**** Records shown

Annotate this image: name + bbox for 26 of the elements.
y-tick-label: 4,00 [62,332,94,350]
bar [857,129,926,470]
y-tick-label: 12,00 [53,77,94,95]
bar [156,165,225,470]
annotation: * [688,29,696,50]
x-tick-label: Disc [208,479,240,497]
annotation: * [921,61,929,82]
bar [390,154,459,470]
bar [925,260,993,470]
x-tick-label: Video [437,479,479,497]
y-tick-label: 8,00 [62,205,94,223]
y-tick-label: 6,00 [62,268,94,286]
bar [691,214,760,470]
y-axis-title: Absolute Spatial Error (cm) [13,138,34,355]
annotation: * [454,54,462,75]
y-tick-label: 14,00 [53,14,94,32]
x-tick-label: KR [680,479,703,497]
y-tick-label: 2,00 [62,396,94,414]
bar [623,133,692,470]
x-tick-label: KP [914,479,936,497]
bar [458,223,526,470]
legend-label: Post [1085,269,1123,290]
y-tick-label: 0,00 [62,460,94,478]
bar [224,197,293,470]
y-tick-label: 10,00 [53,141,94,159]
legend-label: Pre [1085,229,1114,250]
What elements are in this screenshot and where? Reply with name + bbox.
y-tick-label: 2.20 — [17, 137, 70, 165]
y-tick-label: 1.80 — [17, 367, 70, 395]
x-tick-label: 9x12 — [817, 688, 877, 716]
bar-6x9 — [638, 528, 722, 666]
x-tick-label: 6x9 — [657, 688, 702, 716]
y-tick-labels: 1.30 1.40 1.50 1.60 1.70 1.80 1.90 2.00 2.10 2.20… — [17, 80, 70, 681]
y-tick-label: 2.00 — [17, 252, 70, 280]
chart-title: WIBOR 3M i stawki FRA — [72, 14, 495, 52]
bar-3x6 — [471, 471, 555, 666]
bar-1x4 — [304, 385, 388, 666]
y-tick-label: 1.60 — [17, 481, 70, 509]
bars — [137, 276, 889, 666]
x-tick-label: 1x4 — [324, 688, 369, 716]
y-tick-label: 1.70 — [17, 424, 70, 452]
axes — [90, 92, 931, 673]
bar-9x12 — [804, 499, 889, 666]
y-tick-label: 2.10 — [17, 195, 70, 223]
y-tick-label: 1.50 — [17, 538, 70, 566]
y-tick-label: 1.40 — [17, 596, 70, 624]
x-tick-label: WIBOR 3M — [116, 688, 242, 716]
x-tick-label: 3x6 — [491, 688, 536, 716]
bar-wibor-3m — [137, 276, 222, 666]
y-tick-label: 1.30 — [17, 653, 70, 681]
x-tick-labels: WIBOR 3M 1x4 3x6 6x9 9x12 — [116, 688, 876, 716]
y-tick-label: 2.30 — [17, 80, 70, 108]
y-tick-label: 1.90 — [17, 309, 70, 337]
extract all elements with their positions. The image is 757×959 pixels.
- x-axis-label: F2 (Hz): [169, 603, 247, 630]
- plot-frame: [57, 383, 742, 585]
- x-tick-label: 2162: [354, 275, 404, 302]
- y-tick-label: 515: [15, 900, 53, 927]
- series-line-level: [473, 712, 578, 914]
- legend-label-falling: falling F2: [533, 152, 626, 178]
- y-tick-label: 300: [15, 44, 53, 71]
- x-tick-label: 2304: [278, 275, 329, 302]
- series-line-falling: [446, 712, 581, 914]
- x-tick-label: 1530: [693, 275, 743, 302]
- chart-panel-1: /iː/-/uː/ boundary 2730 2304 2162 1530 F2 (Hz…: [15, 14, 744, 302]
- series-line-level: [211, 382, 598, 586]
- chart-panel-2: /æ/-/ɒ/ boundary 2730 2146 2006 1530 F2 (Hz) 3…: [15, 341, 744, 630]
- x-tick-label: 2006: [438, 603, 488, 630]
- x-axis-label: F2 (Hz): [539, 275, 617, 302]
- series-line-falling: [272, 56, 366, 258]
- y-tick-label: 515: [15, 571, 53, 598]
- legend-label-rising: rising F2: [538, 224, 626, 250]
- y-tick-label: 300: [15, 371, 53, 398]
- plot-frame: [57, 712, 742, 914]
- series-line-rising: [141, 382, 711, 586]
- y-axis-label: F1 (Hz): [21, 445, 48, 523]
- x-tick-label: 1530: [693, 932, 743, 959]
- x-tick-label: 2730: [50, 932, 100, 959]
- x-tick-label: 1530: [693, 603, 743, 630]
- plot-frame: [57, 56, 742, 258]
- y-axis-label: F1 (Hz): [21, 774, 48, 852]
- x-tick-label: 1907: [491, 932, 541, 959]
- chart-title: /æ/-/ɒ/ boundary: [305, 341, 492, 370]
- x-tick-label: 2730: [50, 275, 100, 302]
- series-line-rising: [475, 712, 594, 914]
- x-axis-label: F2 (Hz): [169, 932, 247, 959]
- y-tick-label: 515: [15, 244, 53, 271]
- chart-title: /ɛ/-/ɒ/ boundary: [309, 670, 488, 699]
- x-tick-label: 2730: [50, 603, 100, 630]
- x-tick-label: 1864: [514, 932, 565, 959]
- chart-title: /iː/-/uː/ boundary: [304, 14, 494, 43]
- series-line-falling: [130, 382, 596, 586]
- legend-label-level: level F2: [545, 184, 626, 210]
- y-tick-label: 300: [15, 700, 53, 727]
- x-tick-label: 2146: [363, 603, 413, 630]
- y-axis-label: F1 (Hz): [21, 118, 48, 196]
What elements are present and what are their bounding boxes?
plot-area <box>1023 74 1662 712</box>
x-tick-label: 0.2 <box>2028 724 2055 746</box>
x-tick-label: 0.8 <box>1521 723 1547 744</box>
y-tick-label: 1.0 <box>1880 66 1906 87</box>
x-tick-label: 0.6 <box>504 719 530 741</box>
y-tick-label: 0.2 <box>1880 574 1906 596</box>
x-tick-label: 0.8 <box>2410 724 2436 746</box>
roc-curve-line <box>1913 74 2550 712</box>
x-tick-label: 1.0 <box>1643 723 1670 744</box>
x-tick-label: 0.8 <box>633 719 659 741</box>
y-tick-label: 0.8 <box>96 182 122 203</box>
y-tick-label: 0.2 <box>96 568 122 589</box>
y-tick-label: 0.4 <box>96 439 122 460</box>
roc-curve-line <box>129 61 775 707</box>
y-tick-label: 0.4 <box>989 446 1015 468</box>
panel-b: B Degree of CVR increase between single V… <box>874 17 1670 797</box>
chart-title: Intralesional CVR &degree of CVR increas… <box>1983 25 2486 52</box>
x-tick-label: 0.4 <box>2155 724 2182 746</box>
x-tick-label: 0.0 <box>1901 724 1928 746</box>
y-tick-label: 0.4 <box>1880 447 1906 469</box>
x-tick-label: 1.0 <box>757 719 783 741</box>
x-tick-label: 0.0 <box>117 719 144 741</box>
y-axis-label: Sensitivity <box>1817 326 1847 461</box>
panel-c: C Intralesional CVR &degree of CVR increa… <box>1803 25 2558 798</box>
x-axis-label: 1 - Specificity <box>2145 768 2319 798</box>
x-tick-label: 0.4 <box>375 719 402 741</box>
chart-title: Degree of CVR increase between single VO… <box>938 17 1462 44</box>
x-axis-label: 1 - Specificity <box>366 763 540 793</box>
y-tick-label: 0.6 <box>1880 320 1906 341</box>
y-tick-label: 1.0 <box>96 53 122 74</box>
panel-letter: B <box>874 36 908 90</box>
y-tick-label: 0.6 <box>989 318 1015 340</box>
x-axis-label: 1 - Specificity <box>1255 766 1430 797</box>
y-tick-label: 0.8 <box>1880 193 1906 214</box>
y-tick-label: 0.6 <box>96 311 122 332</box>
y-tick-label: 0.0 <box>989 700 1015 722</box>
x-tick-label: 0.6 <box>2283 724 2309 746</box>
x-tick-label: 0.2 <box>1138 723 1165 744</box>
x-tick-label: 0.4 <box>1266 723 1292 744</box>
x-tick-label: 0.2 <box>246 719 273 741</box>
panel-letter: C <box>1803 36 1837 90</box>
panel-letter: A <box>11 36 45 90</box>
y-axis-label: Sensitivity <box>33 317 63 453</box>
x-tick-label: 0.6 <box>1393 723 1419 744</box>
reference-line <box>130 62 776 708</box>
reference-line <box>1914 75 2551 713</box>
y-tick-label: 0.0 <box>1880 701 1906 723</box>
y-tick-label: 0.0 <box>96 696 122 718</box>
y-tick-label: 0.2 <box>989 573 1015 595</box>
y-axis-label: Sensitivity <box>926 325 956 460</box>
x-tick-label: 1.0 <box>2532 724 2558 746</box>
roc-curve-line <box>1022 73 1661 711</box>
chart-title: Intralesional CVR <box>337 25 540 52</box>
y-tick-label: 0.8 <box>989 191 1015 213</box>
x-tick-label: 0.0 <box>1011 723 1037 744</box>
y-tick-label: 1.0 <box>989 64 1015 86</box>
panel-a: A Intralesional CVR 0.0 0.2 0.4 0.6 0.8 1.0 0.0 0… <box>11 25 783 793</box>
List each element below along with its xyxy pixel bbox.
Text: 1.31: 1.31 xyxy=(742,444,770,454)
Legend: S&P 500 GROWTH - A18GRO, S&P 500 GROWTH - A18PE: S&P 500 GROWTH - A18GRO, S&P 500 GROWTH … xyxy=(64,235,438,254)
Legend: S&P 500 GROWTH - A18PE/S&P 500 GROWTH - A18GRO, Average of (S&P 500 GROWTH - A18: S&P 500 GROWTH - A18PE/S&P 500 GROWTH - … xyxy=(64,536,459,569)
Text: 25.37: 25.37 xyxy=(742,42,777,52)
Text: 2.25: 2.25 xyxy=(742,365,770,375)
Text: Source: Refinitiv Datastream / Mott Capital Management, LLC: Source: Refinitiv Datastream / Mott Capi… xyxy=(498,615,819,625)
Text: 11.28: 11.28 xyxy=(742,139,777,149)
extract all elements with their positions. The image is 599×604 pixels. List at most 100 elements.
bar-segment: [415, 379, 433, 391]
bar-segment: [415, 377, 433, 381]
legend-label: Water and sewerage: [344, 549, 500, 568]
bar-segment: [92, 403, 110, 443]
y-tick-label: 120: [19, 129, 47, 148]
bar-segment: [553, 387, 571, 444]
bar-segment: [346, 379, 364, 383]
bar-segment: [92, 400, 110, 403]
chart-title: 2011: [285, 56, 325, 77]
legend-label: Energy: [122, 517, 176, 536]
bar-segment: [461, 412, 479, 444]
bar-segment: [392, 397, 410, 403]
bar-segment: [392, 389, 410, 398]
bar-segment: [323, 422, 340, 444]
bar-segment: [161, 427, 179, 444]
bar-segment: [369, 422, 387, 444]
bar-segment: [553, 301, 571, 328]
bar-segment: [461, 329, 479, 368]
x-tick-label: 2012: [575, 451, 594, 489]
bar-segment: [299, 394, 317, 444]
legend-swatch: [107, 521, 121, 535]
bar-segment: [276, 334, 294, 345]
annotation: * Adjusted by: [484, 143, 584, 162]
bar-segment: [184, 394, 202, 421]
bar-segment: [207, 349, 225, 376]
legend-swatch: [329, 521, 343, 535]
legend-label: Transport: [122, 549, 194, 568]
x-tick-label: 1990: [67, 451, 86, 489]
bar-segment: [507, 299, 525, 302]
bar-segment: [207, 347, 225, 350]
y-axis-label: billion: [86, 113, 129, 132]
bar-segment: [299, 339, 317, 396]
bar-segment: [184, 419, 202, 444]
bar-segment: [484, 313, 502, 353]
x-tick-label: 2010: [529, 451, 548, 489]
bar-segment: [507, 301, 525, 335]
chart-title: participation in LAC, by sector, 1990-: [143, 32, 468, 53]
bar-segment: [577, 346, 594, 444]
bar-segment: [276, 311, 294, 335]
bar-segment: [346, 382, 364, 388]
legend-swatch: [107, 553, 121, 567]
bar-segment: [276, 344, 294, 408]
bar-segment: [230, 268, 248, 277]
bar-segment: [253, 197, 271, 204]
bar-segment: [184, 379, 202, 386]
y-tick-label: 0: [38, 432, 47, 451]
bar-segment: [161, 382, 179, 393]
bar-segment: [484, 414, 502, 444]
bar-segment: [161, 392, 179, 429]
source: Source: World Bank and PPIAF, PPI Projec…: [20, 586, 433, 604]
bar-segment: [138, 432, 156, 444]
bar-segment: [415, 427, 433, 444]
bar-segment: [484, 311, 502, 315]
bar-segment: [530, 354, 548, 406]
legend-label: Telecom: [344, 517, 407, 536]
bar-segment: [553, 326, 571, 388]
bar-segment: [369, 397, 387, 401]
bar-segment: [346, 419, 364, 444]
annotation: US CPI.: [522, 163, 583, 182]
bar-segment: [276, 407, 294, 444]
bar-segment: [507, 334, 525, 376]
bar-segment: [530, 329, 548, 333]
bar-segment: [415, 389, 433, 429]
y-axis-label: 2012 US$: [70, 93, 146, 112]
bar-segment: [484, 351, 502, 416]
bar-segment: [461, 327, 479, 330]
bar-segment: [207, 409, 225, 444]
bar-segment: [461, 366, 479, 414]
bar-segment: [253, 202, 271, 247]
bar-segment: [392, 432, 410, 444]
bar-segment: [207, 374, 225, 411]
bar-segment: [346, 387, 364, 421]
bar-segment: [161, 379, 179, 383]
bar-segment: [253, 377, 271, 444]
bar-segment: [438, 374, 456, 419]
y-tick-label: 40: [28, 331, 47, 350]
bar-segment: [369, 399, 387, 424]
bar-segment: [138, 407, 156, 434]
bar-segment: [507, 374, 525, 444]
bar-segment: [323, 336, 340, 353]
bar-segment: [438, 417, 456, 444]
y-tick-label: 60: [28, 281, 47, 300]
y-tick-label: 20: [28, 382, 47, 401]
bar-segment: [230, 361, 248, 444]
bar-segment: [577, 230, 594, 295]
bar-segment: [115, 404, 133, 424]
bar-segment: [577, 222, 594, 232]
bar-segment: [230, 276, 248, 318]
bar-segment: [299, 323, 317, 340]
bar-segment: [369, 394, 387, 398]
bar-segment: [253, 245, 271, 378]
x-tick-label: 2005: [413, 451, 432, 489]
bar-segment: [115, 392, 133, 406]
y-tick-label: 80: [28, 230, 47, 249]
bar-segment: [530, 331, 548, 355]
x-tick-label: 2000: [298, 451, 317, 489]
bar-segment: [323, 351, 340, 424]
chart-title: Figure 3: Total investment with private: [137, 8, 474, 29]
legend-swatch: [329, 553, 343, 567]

********

What is required: Copy the rows verbatim, starting at the very first one and stopping after the line that contains "legend-label: Pre [1085,229,1114,250]", including that line.

Response for this exercise:
Annotate this image: name + bbox for 26 of the elements.
y-tick-label: 4,00 [62,332,94,350]
bar [857,129,926,470]
y-tick-label: 12,00 [53,77,94,95]
bar [156,165,225,470]
annotation: * [688,29,696,50]
x-tick-label: Disc [208,479,240,497]
annotation: * [921,61,929,82]
bar [390,154,459,470]
bar [925,260,993,470]
x-tick-label: Video [437,479,479,497]
y-tick-label: 8,00 [62,205,94,223]
y-tick-label: 6,00 [62,268,94,286]
bar [691,214,760,470]
y-axis-title: Absolute Spatial Error (cm) [13,138,34,355]
annotation: * [454,54,462,75]
y-tick-label: 14,00 [53,14,94,32]
x-tick-label: KR [680,479,703,497]
y-tick-label: 2,00 [62,396,94,414]
bar [623,133,692,470]
x-tick-label: KP [914,479,936,497]
bar [458,223,526,470]
legend-label: Post [1085,269,1123,290]
y-tick-label: 0,00 [62,460,94,478]
bar [224,197,293,470]
y-tick-label: 10,00 [53,141,94,159]
legend-label: Pre [1085,229,1114,250]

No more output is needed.